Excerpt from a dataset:
——————

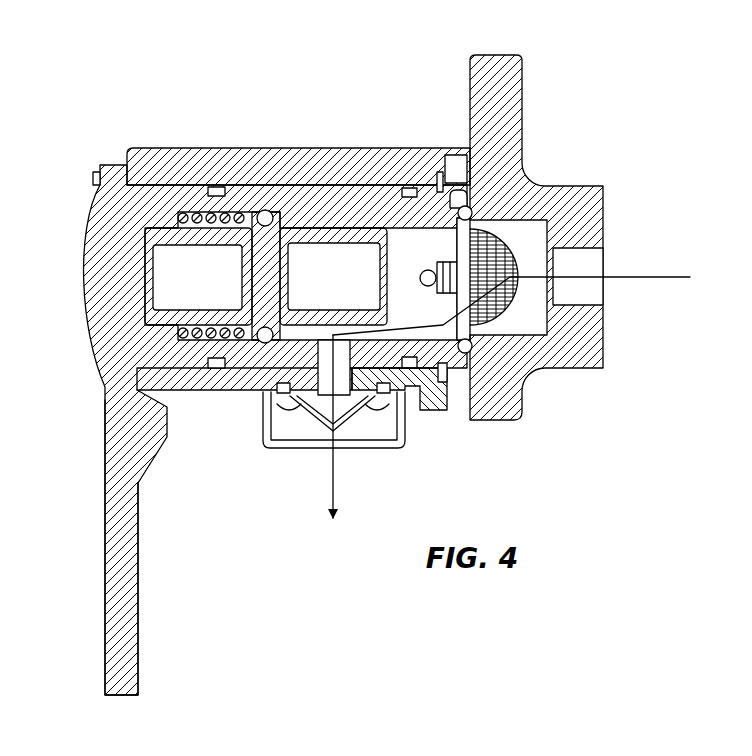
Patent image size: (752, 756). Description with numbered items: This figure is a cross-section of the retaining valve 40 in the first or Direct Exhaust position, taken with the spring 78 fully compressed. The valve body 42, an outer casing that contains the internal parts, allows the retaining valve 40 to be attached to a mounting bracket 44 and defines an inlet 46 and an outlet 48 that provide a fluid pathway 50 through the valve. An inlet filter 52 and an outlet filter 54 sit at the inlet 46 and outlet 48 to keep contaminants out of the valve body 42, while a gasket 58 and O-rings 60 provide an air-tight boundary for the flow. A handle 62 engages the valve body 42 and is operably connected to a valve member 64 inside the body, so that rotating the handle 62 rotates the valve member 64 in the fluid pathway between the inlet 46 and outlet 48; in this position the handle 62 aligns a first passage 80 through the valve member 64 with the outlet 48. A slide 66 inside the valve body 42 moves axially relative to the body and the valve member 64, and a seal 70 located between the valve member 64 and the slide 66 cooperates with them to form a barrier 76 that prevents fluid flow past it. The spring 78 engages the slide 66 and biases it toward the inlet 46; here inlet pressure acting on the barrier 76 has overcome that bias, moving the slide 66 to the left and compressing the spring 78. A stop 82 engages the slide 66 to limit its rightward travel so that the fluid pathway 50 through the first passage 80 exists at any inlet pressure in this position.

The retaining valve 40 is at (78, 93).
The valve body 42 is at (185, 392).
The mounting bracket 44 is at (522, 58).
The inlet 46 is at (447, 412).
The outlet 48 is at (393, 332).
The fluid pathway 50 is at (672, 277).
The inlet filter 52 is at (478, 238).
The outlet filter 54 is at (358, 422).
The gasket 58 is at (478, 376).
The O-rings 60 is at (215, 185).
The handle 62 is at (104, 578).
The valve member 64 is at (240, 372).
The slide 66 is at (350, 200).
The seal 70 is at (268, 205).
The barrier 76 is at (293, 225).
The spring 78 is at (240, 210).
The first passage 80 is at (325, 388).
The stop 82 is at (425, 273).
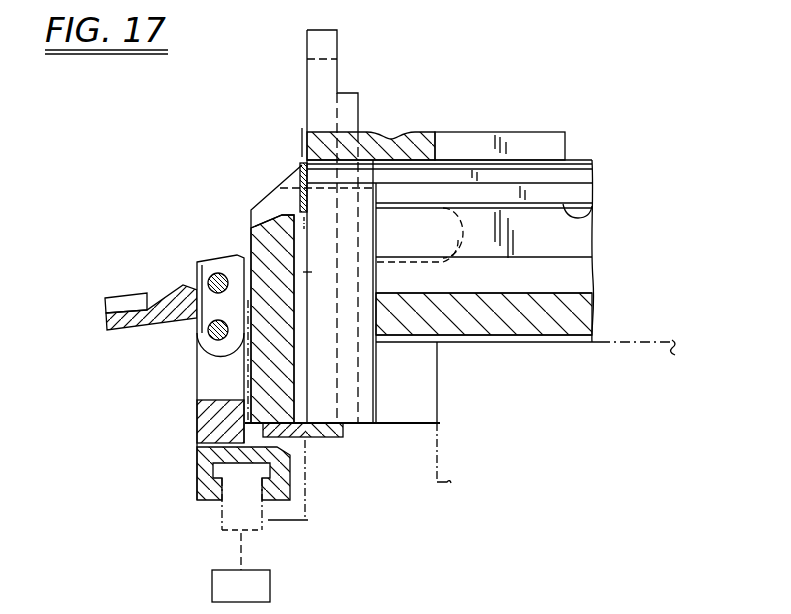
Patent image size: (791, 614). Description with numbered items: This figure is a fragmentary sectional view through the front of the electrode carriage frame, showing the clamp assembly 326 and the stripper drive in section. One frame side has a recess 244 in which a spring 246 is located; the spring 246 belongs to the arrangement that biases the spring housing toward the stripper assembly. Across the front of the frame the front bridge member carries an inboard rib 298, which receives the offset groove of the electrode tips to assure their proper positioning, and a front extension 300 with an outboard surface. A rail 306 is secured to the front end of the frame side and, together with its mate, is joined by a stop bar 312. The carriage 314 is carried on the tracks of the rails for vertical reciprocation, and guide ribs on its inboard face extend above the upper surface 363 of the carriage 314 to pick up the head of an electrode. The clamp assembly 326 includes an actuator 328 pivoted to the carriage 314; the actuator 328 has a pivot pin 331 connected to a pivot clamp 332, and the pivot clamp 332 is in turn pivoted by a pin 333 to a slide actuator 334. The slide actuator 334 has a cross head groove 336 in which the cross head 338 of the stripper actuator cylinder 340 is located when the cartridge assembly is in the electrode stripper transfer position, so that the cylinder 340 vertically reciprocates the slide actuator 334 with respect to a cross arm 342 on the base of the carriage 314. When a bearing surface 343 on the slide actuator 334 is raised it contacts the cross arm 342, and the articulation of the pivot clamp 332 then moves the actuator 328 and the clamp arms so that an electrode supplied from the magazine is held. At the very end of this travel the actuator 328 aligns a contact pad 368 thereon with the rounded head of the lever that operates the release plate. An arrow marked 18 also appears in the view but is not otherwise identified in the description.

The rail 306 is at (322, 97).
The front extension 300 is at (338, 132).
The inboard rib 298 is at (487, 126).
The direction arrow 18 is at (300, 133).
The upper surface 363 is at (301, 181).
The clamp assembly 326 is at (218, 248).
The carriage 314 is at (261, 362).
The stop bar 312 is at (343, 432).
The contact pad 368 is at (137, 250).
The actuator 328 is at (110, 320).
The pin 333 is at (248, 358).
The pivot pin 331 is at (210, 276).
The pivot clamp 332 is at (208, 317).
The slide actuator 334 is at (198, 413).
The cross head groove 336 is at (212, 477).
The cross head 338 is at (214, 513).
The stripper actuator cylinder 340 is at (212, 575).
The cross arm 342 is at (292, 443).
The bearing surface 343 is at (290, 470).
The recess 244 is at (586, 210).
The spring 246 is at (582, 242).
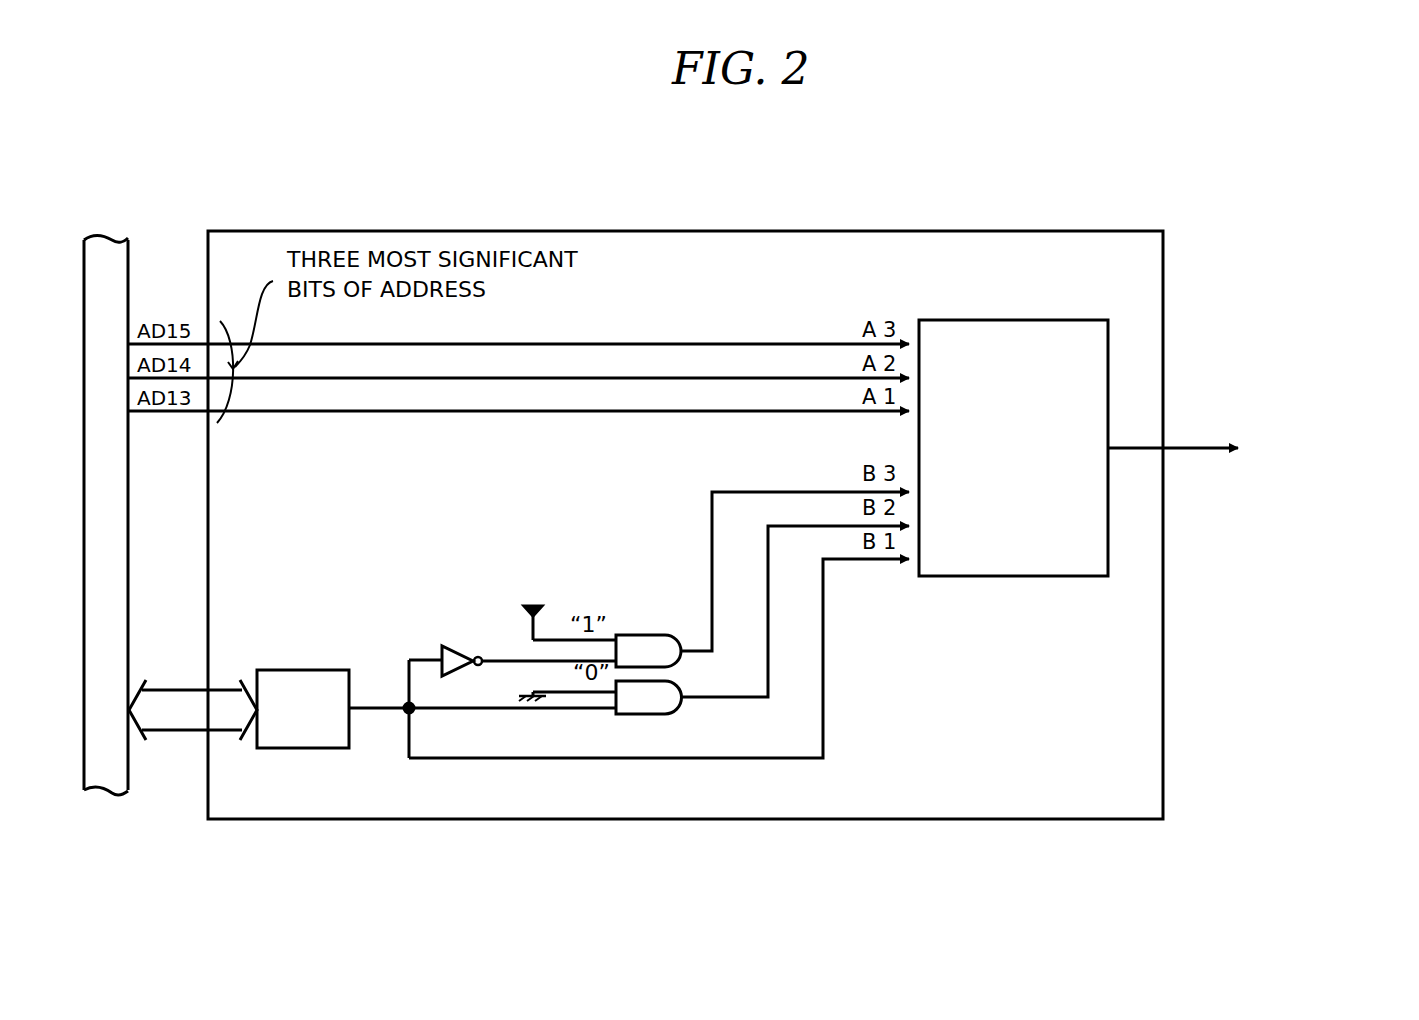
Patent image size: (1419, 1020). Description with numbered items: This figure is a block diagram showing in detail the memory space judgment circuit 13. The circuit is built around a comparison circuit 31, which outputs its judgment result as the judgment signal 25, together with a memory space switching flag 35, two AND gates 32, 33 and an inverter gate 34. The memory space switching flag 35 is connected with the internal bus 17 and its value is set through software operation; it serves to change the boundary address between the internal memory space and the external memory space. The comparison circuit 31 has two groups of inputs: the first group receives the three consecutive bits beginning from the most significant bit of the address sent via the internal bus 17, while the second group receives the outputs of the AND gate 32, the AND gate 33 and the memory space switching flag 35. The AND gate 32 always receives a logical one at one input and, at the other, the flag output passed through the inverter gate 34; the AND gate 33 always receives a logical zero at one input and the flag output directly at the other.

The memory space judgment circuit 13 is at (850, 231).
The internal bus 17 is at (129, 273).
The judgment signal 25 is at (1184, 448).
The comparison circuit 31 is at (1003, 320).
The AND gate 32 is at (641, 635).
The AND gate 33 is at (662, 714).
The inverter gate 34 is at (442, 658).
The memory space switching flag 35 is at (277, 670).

——————

→ Stated exercise: Please edit the rows above by replacing "Patent image size" with "Drawing size" throughout, with all else unchanged. Leave the pictures out of your answer.

→ Written solution:
Drawing size: (752, 756). Description with numbered items: This figure is a cross-section of the retaining valve 40 in the first or Direct Exhaust position, taken with the spring 78 fully compressed. The valve body 42, an outer casing that contains the internal parts, allows the retaining valve 40 to be attached to a mounting bracket 44 and defines an inlet 46 and an outlet 48 that provide a fluid pathway 50 through the valve. An inlet filter 52 and an outlet filter 54 sit at the inlet 46 and outlet 48 to keep contaminants out of the valve body 42, while a gasket 58 and O-rings 60 provide an air-tight boundary for the flow. A handle 62 engages the valve body 42 and is operably connected to a valve member 64 inside the body, so that rotating the handle 62 rotates the valve member 64 in the fluid pathway between the inlet 46 and outlet 48; in this position the handle 62 aligns a first passage 80 through the valve member 64 with the outlet 48. A slide 66 inside the valve body 42 moves axially relative to the body and the valve member 64, and a seal 70 located between the valve member 64 and the slide 66 cooperates with them to form a barrier 76 that prevents fluid flow past it. The spring 78 engages the slide 66 and biases it toward the inlet 46; here inlet pressure acting on the barrier 76 has overcome that bias, moving the slide 66 to the left and compressing the spring 78. A stop 82 engages the slide 66 to limit its rightward travel so that the fluid pathway 50 through the first passage 80 exists at any inlet pressure in this position.

The retaining valve 40 is at (78, 93).
The valve body 42 is at (185, 392).
The mounting bracket 44 is at (522, 58).
The inlet 46 is at (447, 412).
The outlet 48 is at (393, 332).
The fluid pathway 50 is at (672, 277).
The inlet filter 52 is at (478, 238).
The outlet filter 54 is at (358, 422).
The gasket 58 is at (478, 376).
The O-rings 60 is at (215, 185).
The handle 62 is at (104, 578).
The valve member 64 is at (240, 372).
The slide 66 is at (350, 200).
The seal 70 is at (268, 205).
The barrier 76 is at (293, 225).
The spring 78 is at (240, 210).
The first passage 80 is at (325, 388).
The stop 82 is at (425, 273).
Drawing size: (791, 614). Description with numbered items: This figure is a fragmentary sectional view through the front of the electrode carriage frame, showing the clamp assembly 326 and the stripper drive in section. One frame side has a recess 244 in which a spring 246 is located; the spring 246 belongs to the arrangement that biases the spring housing toward the stripper assembly. Across the front of the frame the front bridge member carries an inboard rib 298, which receives the offset groove of the electrode tips to assure their proper positioning, and a front extension 300 with an outboard surface. A rail 306 is secured to the front end of the frame side and, together with its mate, is joined by a stop bar 312. The carriage 314 is carried on the tracks of the rails for vertical reciprocation, and guide ribs on its inboard face extend above the upper surface 363 of the carriage 314 to pick up the head of an electrode. The clamp assembly 326 includes an actuator 328 pivoted to the carriage 314; the actuator 328 has a pivot pin 331 connected to a pivot clamp 332, and the pivot clamp 332 is in turn pivoted by a pin 333 to a slide actuator 334. The slide actuator 334 has a cross head groove 336 in which the cross head 338 of the stripper actuator cylinder 340 is located when the cartridge assembly is in the electrode stripper transfer position, so that the cylinder 340 vertically reciprocates the slide actuator 334 with respect to a cross arm 342 on the base of the carriage 314. When a bearing surface 343 on the slide actuator 334 is raised it contacts the cross arm 342, and the articulation of the pivot clamp 332 then moves the actuator 328 and the clamp arms so that an electrode supplied from the magazine is held. At the very end of this travel the actuator 328 aligns a contact pad 368 thereon with the rounded head of the lever that operates the release plate. An arrow marked 18 also appears in the view but is not otherwise identified in the description.

The rail 306 is at (322, 97).
The front extension 300 is at (338, 132).
The inboard rib 298 is at (487, 126).
The direction arrow 18 is at (300, 133).
The upper surface 363 is at (301, 181).
The clamp assembly 326 is at (218, 248).
The carriage 314 is at (261, 362).
The stop bar 312 is at (343, 432).
The contact pad 368 is at (137, 250).
The actuator 328 is at (110, 320).
The pin 333 is at (248, 358).
The pivot pin 331 is at (210, 276).
The pivot clamp 332 is at (208, 317).
The slide actuator 334 is at (198, 413).
The cross head groove 336 is at (212, 477).
The cross head 338 is at (214, 513).
The stripper actuator cylinder 340 is at (212, 575).
The cross arm 342 is at (292, 443).
The bearing surface 343 is at (290, 470).
The recess 244 is at (586, 210).
The spring 246 is at (582, 242).
Drawing size: (1419, 1020). Description with numbered items: This figure is a block diagram showing in detail the memory space judgment circuit 13. The circuit is built around a comparison circuit 31, which outputs its judgment result as the judgment signal 25, together with a memory space switching flag 35, two AND gates 32, 33 and an inverter gate 34. The memory space switching flag 35 is connected with the internal bus 17 and its value is set through software operation; it serves to change the boundary address between the internal memory space and the external memory space. The comparison circuit 31 has two groups of inputs: the first group receives the three consecutive bits beginning from the most significant bit of the address sent via the internal bus 17, while the second group receives the outputs of the AND gate 32, the AND gate 33 and the memory space switching flag 35. The AND gate 32 always receives a logical one at one input and, at the other, the flag output passed through the inverter gate 34; the AND gate 33 always receives a logical zero at one input and the flag output directly at the other.

The memory space judgment circuit 13 is at (850, 231).
The internal bus 17 is at (129, 273).
The judgment signal 25 is at (1184, 448).
The comparison circuit 31 is at (1003, 320).
The AND gate 32 is at (641, 635).
The AND gate 33 is at (662, 714).
The inverter gate 34 is at (442, 658).
The memory space switching flag 35 is at (277, 670).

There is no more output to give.